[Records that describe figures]
══════════════════════════════

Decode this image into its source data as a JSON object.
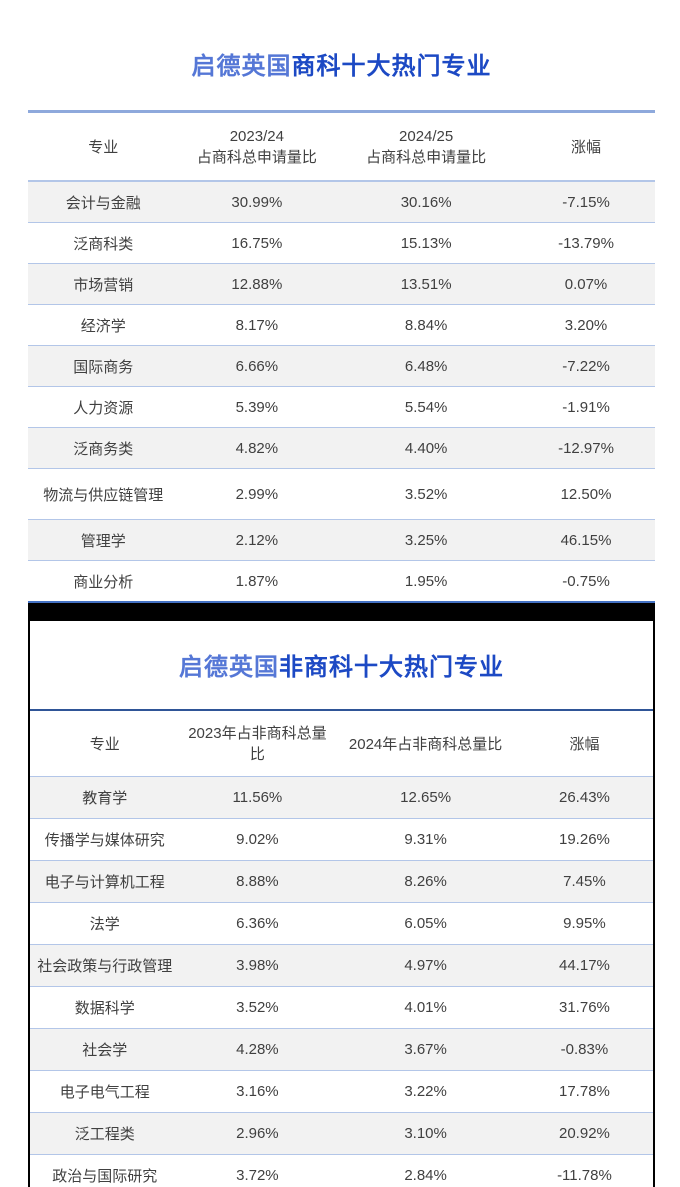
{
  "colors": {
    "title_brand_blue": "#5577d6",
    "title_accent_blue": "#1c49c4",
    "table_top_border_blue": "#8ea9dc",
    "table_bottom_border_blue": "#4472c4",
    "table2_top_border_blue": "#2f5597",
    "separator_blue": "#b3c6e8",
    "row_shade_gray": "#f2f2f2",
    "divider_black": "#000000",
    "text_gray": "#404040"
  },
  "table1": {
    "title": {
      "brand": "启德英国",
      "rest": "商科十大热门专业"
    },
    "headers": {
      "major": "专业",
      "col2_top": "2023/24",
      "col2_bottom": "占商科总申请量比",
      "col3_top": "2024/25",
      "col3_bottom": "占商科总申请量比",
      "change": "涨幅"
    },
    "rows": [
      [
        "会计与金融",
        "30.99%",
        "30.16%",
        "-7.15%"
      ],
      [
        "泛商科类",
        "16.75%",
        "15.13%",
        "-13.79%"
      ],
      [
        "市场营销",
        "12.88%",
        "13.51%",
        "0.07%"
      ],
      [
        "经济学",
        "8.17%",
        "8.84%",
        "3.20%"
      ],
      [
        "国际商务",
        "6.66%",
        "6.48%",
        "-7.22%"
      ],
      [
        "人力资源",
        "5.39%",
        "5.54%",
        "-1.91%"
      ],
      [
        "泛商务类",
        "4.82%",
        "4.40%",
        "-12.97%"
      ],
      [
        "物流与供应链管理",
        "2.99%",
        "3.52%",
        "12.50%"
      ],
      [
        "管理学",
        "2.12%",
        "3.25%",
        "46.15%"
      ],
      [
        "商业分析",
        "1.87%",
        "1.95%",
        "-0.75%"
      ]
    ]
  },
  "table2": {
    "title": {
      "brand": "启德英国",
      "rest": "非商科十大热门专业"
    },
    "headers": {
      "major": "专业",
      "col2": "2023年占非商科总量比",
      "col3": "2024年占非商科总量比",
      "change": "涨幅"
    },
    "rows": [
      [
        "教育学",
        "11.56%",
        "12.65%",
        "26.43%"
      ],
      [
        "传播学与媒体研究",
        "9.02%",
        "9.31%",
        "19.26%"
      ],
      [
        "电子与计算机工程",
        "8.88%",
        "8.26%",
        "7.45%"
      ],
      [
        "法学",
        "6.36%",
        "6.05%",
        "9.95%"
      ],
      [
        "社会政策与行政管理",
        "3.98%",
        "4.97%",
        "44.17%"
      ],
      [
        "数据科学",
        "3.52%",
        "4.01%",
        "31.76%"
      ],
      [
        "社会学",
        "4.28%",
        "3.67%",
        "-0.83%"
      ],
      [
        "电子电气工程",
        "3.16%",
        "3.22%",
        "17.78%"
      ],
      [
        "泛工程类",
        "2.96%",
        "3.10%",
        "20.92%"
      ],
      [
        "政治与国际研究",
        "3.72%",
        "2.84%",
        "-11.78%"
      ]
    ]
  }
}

══════════════════════════════

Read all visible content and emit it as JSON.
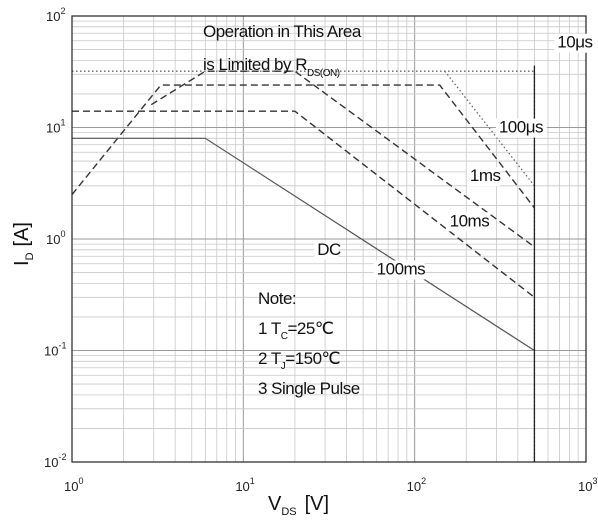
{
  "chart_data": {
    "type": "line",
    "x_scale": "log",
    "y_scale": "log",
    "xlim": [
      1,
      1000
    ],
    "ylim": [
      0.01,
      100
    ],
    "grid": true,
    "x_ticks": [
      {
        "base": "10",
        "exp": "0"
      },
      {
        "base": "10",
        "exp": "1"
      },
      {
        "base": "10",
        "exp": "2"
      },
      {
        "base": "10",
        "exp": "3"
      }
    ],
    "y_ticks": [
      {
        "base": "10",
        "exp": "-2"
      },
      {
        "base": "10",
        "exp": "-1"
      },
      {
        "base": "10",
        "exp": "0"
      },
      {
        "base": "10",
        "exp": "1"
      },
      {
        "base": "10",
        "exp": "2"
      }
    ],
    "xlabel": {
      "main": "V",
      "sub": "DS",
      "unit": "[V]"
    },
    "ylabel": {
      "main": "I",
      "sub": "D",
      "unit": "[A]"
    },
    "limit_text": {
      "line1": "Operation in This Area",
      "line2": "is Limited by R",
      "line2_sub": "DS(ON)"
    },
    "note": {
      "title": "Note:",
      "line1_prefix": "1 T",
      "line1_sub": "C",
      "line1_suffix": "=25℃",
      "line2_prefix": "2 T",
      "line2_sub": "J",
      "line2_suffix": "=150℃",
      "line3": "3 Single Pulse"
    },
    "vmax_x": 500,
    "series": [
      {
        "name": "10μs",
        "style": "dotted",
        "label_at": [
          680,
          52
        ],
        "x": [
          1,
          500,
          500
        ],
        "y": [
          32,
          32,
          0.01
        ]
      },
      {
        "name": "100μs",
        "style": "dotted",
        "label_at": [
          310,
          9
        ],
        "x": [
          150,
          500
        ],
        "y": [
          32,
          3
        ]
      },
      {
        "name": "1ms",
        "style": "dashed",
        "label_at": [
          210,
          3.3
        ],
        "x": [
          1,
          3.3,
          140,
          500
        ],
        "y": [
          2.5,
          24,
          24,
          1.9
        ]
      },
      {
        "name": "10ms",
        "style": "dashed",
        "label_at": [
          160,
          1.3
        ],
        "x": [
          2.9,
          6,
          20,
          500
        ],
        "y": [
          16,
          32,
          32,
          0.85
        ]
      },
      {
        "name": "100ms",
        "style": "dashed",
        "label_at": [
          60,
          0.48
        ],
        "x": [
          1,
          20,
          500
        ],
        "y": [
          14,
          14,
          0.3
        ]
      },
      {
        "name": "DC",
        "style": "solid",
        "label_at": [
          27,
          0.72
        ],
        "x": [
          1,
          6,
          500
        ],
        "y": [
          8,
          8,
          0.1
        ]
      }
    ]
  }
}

══════════════════════════════

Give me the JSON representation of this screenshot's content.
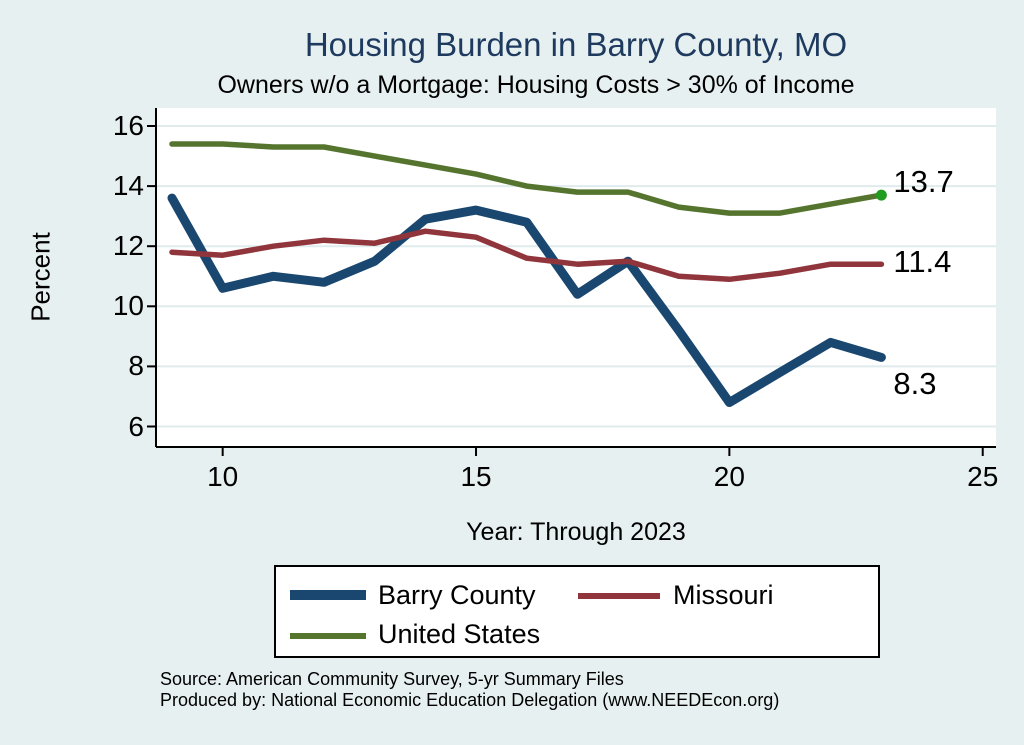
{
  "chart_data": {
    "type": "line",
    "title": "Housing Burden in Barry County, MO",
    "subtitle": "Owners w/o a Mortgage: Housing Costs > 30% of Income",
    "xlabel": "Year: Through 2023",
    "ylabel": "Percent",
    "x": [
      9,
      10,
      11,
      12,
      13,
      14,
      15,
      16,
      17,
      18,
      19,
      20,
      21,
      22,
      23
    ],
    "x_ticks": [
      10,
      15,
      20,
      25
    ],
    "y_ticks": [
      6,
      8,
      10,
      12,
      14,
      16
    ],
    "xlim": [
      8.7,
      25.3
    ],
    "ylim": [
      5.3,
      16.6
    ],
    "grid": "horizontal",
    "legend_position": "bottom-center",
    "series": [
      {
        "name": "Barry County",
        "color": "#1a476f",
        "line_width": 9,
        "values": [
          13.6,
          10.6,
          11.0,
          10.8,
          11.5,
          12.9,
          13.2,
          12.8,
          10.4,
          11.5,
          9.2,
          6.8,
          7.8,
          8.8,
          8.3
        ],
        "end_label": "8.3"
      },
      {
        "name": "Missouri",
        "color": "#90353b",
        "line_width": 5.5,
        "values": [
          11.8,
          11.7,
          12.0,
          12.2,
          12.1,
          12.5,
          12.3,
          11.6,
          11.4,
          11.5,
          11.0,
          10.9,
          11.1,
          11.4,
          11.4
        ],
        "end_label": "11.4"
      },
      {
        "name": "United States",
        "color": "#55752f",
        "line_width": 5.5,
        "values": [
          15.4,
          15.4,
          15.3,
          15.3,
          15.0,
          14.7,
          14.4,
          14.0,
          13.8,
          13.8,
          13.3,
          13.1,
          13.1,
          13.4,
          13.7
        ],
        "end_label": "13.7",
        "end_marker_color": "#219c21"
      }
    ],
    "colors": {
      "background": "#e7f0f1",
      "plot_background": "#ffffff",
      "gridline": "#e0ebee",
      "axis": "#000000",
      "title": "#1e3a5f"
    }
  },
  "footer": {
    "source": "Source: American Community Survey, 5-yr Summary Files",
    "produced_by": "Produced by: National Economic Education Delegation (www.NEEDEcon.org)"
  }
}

══════════════════════════════

# DIRECTIONS FOR THIS TASK:
Gather each line from the listing above that holds "Housing".

# CORRECT RESPONSE:
    "title": "Housing Burden in Barry County, MO",
    "subtitle": "Owners w/o a Mortgage: Housing Costs > 30% of Income",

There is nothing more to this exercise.